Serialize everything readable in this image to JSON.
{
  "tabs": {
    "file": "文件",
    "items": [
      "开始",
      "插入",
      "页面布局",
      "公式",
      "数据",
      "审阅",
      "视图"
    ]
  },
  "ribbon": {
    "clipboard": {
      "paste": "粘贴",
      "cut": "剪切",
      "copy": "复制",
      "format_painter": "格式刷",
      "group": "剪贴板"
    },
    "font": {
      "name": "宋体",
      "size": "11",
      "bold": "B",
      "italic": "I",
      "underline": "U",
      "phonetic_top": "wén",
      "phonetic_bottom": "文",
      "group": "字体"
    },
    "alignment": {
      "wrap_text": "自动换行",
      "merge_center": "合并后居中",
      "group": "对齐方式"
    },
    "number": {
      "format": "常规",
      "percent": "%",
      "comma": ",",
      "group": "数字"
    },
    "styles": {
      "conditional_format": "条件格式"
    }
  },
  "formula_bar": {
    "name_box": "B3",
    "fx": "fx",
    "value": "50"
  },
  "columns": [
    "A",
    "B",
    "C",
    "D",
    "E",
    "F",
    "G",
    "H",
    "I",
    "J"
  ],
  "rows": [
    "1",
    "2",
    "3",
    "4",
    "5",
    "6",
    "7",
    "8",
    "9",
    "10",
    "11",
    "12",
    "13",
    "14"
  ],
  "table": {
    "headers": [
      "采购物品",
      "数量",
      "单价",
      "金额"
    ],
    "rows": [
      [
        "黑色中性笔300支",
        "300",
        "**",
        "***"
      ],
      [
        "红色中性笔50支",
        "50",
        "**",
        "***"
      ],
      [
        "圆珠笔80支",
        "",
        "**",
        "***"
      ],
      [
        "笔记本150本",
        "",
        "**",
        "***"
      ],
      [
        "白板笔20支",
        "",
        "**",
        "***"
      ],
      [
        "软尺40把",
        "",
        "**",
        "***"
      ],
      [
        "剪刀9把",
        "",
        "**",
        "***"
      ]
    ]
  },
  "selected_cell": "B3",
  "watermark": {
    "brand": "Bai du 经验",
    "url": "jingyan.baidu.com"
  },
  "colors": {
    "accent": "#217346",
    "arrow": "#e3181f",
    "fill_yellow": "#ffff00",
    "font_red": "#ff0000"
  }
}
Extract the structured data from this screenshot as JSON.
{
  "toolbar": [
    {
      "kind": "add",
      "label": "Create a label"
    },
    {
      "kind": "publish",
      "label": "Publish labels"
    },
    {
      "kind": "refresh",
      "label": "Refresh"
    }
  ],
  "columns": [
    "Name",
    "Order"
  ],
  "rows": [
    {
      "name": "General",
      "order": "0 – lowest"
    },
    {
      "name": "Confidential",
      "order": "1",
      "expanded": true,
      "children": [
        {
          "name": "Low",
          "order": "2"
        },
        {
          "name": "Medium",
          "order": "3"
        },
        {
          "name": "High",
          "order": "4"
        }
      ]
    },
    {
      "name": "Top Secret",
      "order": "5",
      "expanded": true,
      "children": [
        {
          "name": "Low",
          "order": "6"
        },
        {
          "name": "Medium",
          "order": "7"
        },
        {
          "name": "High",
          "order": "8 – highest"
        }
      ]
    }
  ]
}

━━━━━━━━━━

Retype all the material above precisely, with no line left out.

PROBLEM SOLUTION —
Serialize everything readable in this image to JSON.
{
  "tabs": {
    "file": "文件",
    "items": [
      "开始",
      "插入",
      "页面布局",
      "公式",
      "数据",
      "审阅",
      "视图"
    ]
  },
  "ribbon": {
    "clipboard": {
      "paste": "粘贴",
      "cut": "剪切",
      "copy": "复制",
      "format_painter": "格式刷",
      "group": "剪贴板"
    },
    "font": {
      "name": "宋体",
      "size": "11",
      "bold": "B",
      "italic": "I",
      "underline": "U",
      "phonetic_top": "wén",
      "phonetic_bottom": "文",
      "group": "字体"
    },
    "alignment": {
      "wrap_text": "自动换行",
      "merge_center": "合并后居中",
      "group": "对齐方式"
    },
    "number": {
      "format": "常规",
      "percent": "%",
      "comma": ",",
      "group": "数字"
    },
    "styles": {
      "conditional_format": "条件格式"
    }
  },
  "formula_bar": {
    "name_box": "B3",
    "fx": "fx",
    "value": "50"
  },
  "columns": [
    "A",
    "B",
    "C",
    "D",
    "E",
    "F",
    "G",
    "H",
    "I",
    "J"
  ],
  "rows": [
    "1",
    "2",
    "3",
    "4",
    "5",
    "6",
    "7",
    "8",
    "9",
    "10",
    "11",
    "12",
    "13",
    "14"
  ],
  "table": {
    "headers": [
      "采购物品",
      "数量",
      "单价",
      "金额"
    ],
    "rows": [
      [
        "黑色中性笔300支",
        "300",
        "**",
        "***"
      ],
      [
        "红色中性笔50支",
        "50",
        "**",
        "***"
      ],
      [
        "圆珠笔80支",
        "",
        "**",
        "***"
      ],
      [
        "笔记本150本",
        "",
        "**",
        "***"
      ],
      [
        "白板笔20支",
        "",
        "**",
        "***"
      ],
      [
        "软尺40把",
        "",
        "**",
        "***"
      ],
      [
        "剪刀9把",
        "",
        "**",
        "***"
      ]
    ]
  },
  "selected_cell": "B3",
  "watermark": {
    "brand": "Bai du 经验",
    "url": "jingyan.baidu.com"
  },
  "colors": {
    "accent": "#217346",
    "arrow": "#e3181f",
    "fill_yellow": "#ffff00",
    "font_red": "#ff0000"
  }
}
Extract the structured data from this screenshot as JSON.
{
  "toolbar": [
    {
      "kind": "add",
      "label": "Create a label"
    },
    {
      "kind": "publish",
      "label": "Publish labels"
    },
    {
      "kind": "refresh",
      "label": "Refresh"
    }
  ],
  "columns": [
    "Name",
    "Order"
  ],
  "rows": [
    {
      "name": "General",
      "order": "0 – lowest"
    },
    {
      "name": "Confidential",
      "order": "1",
      "expanded": true,
      "children": [
        {
          "name": "Low",
          "order": "2"
        },
        {
          "name": "Medium",
          "order": "3"
        },
        {
          "name": "High",
          "order": "4"
        }
      ]
    },
    {
      "name": "Top Secret",
      "order": "5",
      "expanded": true,
      "children": [
        {
          "name": "Low",
          "order": "6"
        },
        {
          "name": "Medium",
          "order": "7"
        },
        {
          "name": "High",
          "order": "8 – highest"
        }
      ]
    }
  ]
}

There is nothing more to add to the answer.